WHAT NEEDS TO BE DONE: Retype the records below word for word and omit any image.

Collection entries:

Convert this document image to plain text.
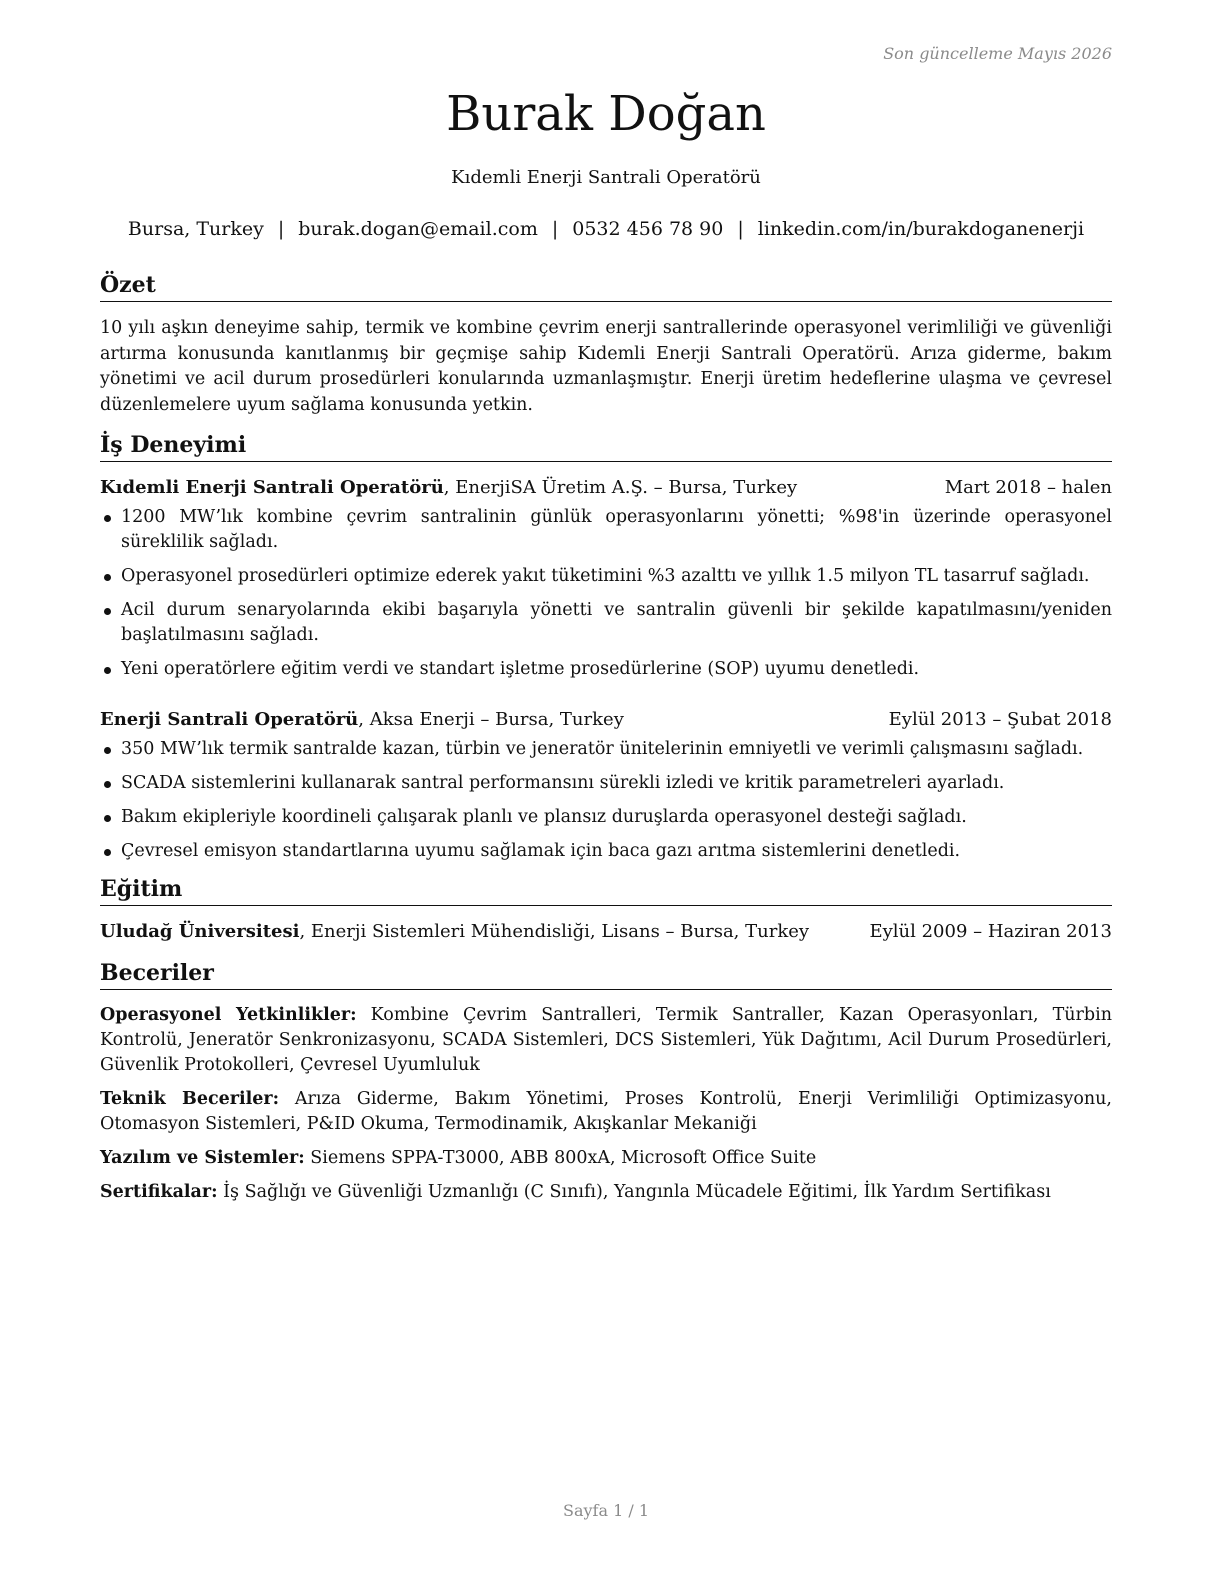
Son güncelleme Mayıs 2026
Burak Doğan
Kıdemli Enerji Santrali Operatörü
Bursa, Turkey | burak.dogan@email.com | 0532 456 78 90 | linkedin.com/in/burakdoganenerji
Özet

10 yılı aşkın deneyime sahip, termik ve kombine çevrim enerji santrallerinde operasyonel verimliliği ve güvenliği artırma konusunda kanıtlanmış bir geçmişe sahip Kıdemli Enerji Santrali Operatörü. Arıza giderme, bakım yönetimi ve acil durum prosedürleri konularında uzmanlaşmıştır. Enerji üretim hedeflerine ulaşma ve çevresel düzenlemelere uyum sağlama konusunda yetkin.

İş Deneyimi
Kıdemli Enerji Santrali Operatörü, EnerjiSA Üretim A.Ş. – Bursa, Turkey	Mart 2018 – halen
1200 MW’lık kombine çevrim santralinin günlük operasyonlarını yönetti; %98'in üzerinde operasyonel süreklilik sağladı.
Operasyonel prosedürleri optimize ederek yakıt tüketimini %3 azalttı ve yıllık 1.5 milyon TL tasarruf sağladı.
Acil durum senaryolarında ekibi başarıyla yönetti ve santralin güvenli bir şekilde kapatılmasını/yeniden başlatılmasını sağladı.
Yeni operatörlere eğitim verdi ve standart işletme prosedürlerine (SOP) uyumu denetledi.
Enerji Santrali Operatörü, Aksa Enerji – Bursa, Turkey	Eylül 2013 – Şubat 2018
350 MW’lık termik santralde kazan, türbin ve jeneratör ünitelerinin emniyetli ve verimli çalışmasını sağladı.
SCADA sistemlerini kullanarak santral performansını sürekli izledi ve kritik parametreleri ayarladı.
Bakım ekipleriyle koordineli çalışarak planlı ve plansız duruşlarda operasyonel desteği sağladı.
Çevresel emisyon standartlarına uyumu sağlamak için baca gazı arıtma sistemlerini denetledi.
Eğitim
Uludağ Üniversitesi, Enerji Sistemleri Mühendisliği, Lisans – Bursa, Turkey	Eylül 2009 – Haziran 2013
Beceriler

Operasyonel Yetkinlikler: Kombine Çevrim Santralleri, Termik Santraller, Kazan Operasyonları, Türbin Kontrolü, Jeneratör Senkronizasyonu, SCADA Sistemleri, DCS Sistemleri, Yük Dağıtımı, Acil Durum Prosedürleri, Güvenlik Protokolleri, Çevresel Uyumluluk

Teknik Beceriler: Arıza Giderme, Bakım Yönetimi, Proses Kontrolü, Enerji Verimliliği Optimizasyonu, Otomasyon Sistemleri, P&ID Okuma, Termodinamik, Akışkanlar Mekaniği

Yazılım ve Sistemler: Siemens SPPA-T3000, ABB 800xA, Microsoft Office Suite

Sertifikalar: İş Sağlığı ve Güvenliği Uzmanlığı (C Sınıfı), Yangınla Mücadele Eğitimi, İlk Yardım Sertifikası

Sayfa 1 / 1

SOLUTION TO THIS TASK:
Convert this document image to plain text.
Son güncelleme Mayıs 2026
Burak Doğan
Kıdemli Enerji Santrali Operatörü
Bursa, Turkey | burak.dogan@email.com | 0532 456 78 90 | linkedin.com/in/burakdoganenerji
Özet

10 yılı aşkın deneyime sahip, termik ve kombine çevrim enerji santrallerinde operasyonel verimliliği ve güvenliği artırma konusunda kanıtlanmış bir geçmişe sahip Kıdemli Enerji Santrali Operatörü. Arıza giderme, bakım yönetimi ve acil durum prosedürleri konularında uzmanlaşmıştır. Enerji üretim hedeflerine ulaşma ve çevresel düzenlemelere uyum sağlama konusunda yetkin.

İş Deneyimi
Kıdemli Enerji Santrali Operatörü, EnerjiSA Üretim A.Ş. – Bursa, Turkey	Mart 2018 – halen
1200 MW’lık kombine çevrim santralinin günlük operasyonlarını yönetti; %98'in üzerinde operasyonel süreklilik sağladı.
Operasyonel prosedürleri optimize ederek yakıt tüketimini %3 azalttı ve yıllık 1.5 milyon TL tasarruf sağladı.
Acil durum senaryolarında ekibi başarıyla yönetti ve santralin güvenli bir şekilde kapatılmasını/yeniden başlatılmasını sağladı.
Yeni operatörlere eğitim verdi ve standart işletme prosedürlerine (SOP) uyumu denetledi.
Enerji Santrali Operatörü, Aksa Enerji – Bursa, Turkey	Eylül 2013 – Şubat 2018
350 MW’lık termik santralde kazan, türbin ve jeneratör ünitelerinin emniyetli ve verimli çalışmasını sağladı.
SCADA sistemlerini kullanarak santral performansını sürekli izledi ve kritik parametreleri ayarladı.
Bakım ekipleriyle koordineli çalışarak planlı ve plansız duruşlarda operasyonel desteği sağladı.
Çevresel emisyon standartlarına uyumu sağlamak için baca gazı arıtma sistemlerini denetledi.
Eğitim
Uludağ Üniversitesi, Enerji Sistemleri Mühendisliği, Lisans – Bursa, Turkey	Eylül 2009 – Haziran 2013
Beceriler

Operasyonel Yetkinlikler: Kombine Çevrim Santralleri, Termik Santraller, Kazan Operasyonları, Türbin Kontrolü, Jeneratör Senkronizasyonu, SCADA Sistemleri, DCS Sistemleri, Yük Dağıtımı, Acil Durum Prosedürleri, Güvenlik Protokolleri, Çevresel Uyumluluk

Teknik Beceriler: Arıza Giderme, Bakım Yönetimi, Proses Kontrolü, Enerji Verimliliği Optimizasyonu, Otomasyon Sistemleri, P&ID Okuma, Termodinamik, Akışkanlar Mekaniği

Yazılım ve Sistemler: Siemens SPPA-T3000, ABB 800xA, Microsoft Office Suite

Sertifikalar: İş Sağlığı ve Güvenliği Uzmanlığı (C Sınıfı), Yangınla Mücadele Eğitimi, İlk Yardım Sertifikası

Sayfa 1 / 1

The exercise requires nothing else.